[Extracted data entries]
════

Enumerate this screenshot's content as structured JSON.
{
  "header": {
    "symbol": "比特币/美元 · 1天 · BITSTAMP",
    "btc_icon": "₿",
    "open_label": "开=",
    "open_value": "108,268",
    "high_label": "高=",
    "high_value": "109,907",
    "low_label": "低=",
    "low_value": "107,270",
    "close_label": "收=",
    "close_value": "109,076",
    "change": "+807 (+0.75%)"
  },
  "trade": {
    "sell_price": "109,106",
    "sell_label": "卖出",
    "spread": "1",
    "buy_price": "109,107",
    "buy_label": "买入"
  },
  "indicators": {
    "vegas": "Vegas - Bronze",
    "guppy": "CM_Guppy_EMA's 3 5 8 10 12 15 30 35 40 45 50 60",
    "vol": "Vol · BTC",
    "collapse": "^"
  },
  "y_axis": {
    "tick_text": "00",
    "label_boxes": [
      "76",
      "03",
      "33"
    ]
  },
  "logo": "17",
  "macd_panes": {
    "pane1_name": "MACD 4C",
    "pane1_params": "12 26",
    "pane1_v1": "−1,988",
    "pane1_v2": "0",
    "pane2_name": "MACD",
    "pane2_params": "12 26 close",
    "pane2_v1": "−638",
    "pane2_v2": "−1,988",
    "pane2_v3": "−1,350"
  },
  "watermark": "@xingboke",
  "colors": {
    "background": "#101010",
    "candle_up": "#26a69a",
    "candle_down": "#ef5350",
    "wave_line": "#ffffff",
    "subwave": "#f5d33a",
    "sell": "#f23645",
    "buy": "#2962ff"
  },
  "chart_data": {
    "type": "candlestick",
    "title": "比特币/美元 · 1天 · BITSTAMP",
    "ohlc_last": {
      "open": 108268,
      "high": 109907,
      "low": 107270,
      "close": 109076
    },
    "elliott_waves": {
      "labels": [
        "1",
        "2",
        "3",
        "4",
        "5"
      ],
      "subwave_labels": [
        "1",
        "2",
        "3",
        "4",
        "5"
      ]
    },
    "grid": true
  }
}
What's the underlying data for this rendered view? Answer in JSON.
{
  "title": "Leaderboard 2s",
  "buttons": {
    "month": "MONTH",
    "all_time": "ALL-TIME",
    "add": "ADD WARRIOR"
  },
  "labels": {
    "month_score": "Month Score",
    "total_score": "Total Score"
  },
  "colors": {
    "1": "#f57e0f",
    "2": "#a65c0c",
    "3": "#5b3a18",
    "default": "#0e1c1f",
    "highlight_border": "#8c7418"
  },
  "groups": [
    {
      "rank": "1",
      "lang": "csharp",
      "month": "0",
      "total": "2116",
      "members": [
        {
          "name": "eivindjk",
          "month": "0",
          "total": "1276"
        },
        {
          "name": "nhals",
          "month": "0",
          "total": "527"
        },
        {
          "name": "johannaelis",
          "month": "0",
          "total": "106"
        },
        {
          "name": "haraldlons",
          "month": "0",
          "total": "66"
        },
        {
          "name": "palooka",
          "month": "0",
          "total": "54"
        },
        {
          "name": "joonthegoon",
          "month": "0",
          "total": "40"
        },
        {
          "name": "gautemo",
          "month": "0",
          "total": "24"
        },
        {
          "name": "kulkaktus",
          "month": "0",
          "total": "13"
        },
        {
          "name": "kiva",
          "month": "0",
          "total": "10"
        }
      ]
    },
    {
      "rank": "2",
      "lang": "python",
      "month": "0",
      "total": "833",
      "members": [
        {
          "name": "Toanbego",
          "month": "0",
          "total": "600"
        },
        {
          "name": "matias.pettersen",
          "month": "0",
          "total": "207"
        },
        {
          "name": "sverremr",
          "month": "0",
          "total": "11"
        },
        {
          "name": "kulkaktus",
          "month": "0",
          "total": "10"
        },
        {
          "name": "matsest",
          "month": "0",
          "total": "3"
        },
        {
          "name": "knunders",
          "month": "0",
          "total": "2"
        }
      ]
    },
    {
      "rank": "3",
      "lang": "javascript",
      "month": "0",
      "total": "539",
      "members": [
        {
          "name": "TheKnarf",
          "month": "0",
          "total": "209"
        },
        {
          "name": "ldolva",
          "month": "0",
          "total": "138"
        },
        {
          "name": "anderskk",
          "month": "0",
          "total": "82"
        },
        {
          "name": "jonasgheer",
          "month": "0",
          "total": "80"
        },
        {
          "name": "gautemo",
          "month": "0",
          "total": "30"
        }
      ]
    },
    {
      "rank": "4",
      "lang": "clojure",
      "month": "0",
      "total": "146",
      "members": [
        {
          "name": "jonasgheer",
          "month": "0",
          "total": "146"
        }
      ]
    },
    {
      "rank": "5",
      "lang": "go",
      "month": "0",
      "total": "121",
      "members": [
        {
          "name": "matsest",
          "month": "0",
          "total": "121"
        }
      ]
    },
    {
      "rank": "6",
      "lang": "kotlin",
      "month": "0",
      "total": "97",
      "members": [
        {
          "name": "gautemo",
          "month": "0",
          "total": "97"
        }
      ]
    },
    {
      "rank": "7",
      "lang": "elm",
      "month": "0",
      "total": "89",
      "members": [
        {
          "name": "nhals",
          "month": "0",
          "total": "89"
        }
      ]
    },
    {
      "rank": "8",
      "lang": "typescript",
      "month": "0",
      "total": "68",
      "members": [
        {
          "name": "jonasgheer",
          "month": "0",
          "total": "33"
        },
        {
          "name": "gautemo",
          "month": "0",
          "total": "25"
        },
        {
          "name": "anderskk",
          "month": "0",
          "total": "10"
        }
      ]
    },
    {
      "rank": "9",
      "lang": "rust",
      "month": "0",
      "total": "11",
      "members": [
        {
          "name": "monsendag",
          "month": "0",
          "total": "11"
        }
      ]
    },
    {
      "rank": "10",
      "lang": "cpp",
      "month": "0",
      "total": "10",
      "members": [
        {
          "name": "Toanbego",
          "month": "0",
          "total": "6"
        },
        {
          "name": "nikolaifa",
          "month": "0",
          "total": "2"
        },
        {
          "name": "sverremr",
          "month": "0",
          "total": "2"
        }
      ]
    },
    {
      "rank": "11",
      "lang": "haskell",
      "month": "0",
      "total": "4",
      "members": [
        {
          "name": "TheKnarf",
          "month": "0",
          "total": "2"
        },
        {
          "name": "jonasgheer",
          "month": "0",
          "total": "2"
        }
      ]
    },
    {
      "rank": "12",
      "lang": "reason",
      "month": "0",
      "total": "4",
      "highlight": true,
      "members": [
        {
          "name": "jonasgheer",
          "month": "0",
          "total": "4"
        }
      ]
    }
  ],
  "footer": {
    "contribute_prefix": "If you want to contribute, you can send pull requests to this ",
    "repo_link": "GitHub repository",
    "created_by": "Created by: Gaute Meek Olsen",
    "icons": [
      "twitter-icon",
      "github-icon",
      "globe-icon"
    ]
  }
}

════

## Task details
Restate every record exactly, leaving nothing out.

## Solution for this problem
Enumerate this screenshot's content as structured JSON.
{
  "header": {
    "symbol": "比特币/美元 · 1天 · BITSTAMP",
    "btc_icon": "₿",
    "open_label": "开=",
    "open_value": "108,268",
    "high_label": "高=",
    "high_value": "109,907",
    "low_label": "低=",
    "low_value": "107,270",
    "close_label": "收=",
    "close_value": "109,076",
    "change": "+807 (+0.75%)"
  },
  "trade": {
    "sell_price": "109,106",
    "sell_label": "卖出",
    "spread": "1",
    "buy_price": "109,107",
    "buy_label": "买入"
  },
  "indicators": {
    "vegas": "Vegas - Bronze",
    "guppy": "CM_Guppy_EMA's 3 5 8 10 12 15 30 35 40 45 50 60",
    "vol": "Vol · BTC",
    "collapse": "^"
  },
  "y_axis": {
    "tick_text": "00",
    "label_boxes": [
      "76",
      "03",
      "33"
    ]
  },
  "logo": "17",
  "macd_panes": {
    "pane1_name": "MACD 4C",
    "pane1_params": "12 26",
    "pane1_v1": "−1,988",
    "pane1_v2": "0",
    "pane2_name": "MACD",
    "pane2_params": "12 26 close",
    "pane2_v1": "−638",
    "pane2_v2": "−1,988",
    "pane2_v3": "−1,350"
  },
  "watermark": "@xingboke",
  "colors": {
    "background": "#101010",
    "candle_up": "#26a69a",
    "candle_down": "#ef5350",
    "wave_line": "#ffffff",
    "subwave": "#f5d33a",
    "sell": "#f23645",
    "buy": "#2962ff"
  },
  "chart_data": {
    "type": "candlestick",
    "title": "比特币/美元 · 1天 · BITSTAMP",
    "ohlc_last": {
      "open": 108268,
      "high": 109907,
      "low": 107270,
      "close": 109076
    },
    "elliott_waves": {
      "labels": [
        "1",
        "2",
        "3",
        "4",
        "5"
      ],
      "subwave_labels": [
        "1",
        "2",
        "3",
        "4",
        "5"
      ]
    },
    "grid": true
  }
}
What's the underlying data for this rendered view? Answer in JSON.
{
  "title": "Leaderboard 2s",
  "buttons": {
    "month": "MONTH",
    "all_time": "ALL-TIME",
    "add": "ADD WARRIOR"
  },
  "labels": {
    "month_score": "Month Score",
    "total_score": "Total Score"
  },
  "colors": {
    "1": "#f57e0f",
    "2": "#a65c0c",
    "3": "#5b3a18",
    "default": "#0e1c1f",
    "highlight_border": "#8c7418"
  },
  "groups": [
    {
      "rank": "1",
      "lang": "csharp",
      "month": "0",
      "total": "2116",
      "members": [
        {
          "name": "eivindjk",
          "month": "0",
          "total": "1276"
        },
        {
          "name": "nhals",
          "month": "0",
          "total": "527"
        },
        {
          "name": "johannaelis",
          "month": "0",
          "total": "106"
        },
        {
          "name": "haraldlons",
          "month": "0",
          "total": "66"
        },
        {
          "name": "palooka",
          "month": "0",
          "total": "54"
        },
        {
          "name": "joonthegoon",
          "month": "0",
          "total": "40"
        },
        {
          "name": "gautemo",
          "month": "0",
          "total": "24"
        },
        {
          "name": "kulkaktus",
          "month": "0",
          "total": "13"
        },
        {
          "name": "kiva",
          "month": "0",
          "total": "10"
        }
      ]
    },
    {
      "rank": "2",
      "lang": "python",
      "month": "0",
      "total": "833",
      "members": [
        {
          "name": "Toanbego",
          "month": "0",
          "total": "600"
        },
        {
          "name": "matias.pettersen",
          "month": "0",
          "total": "207"
        },
        {
          "name": "sverremr",
          "month": "0",
          "total": "11"
        },
        {
          "name": "kulkaktus",
          "month": "0",
          "total": "10"
        },
        {
          "name": "matsest",
          "month": "0",
          "total": "3"
        },
        {
          "name": "knunders",
          "month": "0",
          "total": "2"
        }
      ]
    },
    {
      "rank": "3",
      "lang": "javascript",
      "month": "0",
      "total": "539",
      "members": [
        {
          "name": "TheKnarf",
          "month": "0",
          "total": "209"
        },
        {
          "name": "ldolva",
          "month": "0",
          "total": "138"
        },
        {
          "name": "anderskk",
          "month": "0",
          "total": "82"
        },
        {
          "name": "jonasgheer",
          "month": "0",
          "total": "80"
        },
        {
          "name": "gautemo",
          "month": "0",
          "total": "30"
        }
      ]
    },
    {
      "rank": "4",
      "lang": "clojure",
      "month": "0",
      "total": "146",
      "members": [
        {
          "name": "jonasgheer",
          "month": "0",
          "total": "146"
        }
      ]
    },
    {
      "rank": "5",
      "lang": "go",
      "month": "0",
      "total": "121",
      "members": [
        {
          "name": "matsest",
          "month": "0",
          "total": "121"
        }
      ]
    },
    {
      "rank": "6",
      "lang": "kotlin",
      "month": "0",
      "total": "97",
      "members": [
        {
          "name": "gautemo",
          "month": "0",
          "total": "97"
        }
      ]
    },
    {
      "rank": "7",
      "lang": "elm",
      "month": "0",
      "total": "89",
      "members": [
        {
          "name": "nhals",
          "month": "0",
          "total": "89"
        }
      ]
    },
    {
      "rank": "8",
      "lang": "typescript",
      "month": "0",
      "total": "68",
      "members": [
        {
          "name": "jonasgheer",
          "month": "0",
          "total": "33"
        },
        {
          "name": "gautemo",
          "month": "0",
          "total": "25"
        },
        {
          "name": "anderskk",
          "month": "0",
          "total": "10"
        }
      ]
    },
    {
      "rank": "9",
      "lang": "rust",
      "month": "0",
      "total": "11",
      "members": [
        {
          "name": "monsendag",
          "month": "0",
          "total": "11"
        }
      ]
    },
    {
      "rank": "10",
      "lang": "cpp",
      "month": "0",
      "total": "10",
      "members": [
        {
          "name": "Toanbego",
          "month": "0",
          "total": "6"
        },
        {
          "name": "nikolaifa",
          "month": "0",
          "total": "2"
        },
        {
          "name": "sverremr",
          "month": "0",
          "total": "2"
        }
      ]
    },
    {
      "rank": "11",
      "lang": "haskell",
      "month": "0",
      "total": "4",
      "members": [
        {
          "name": "TheKnarf",
          "month": "0",
          "total": "2"
        },
        {
          "name": "jonasgheer",
          "month": "0",
          "total": "2"
        }
      ]
    },
    {
      "rank": "12",
      "lang": "reason",
      "month": "0",
      "total": "4",
      "highlight": true,
      "members": [
        {
          "name": "jonasgheer",
          "month": "0",
          "total": "4"
        }
      ]
    }
  ],
  "footer": {
    "contribute_prefix": "If you want to contribute, you can send pull requests to this ",
    "repo_link": "GitHub repository",
    "created_by": "Created by: Gaute Meek Olsen",
    "icons": [
      "twitter-icon",
      "github-icon",
      "globe-icon"
    ]
  }
}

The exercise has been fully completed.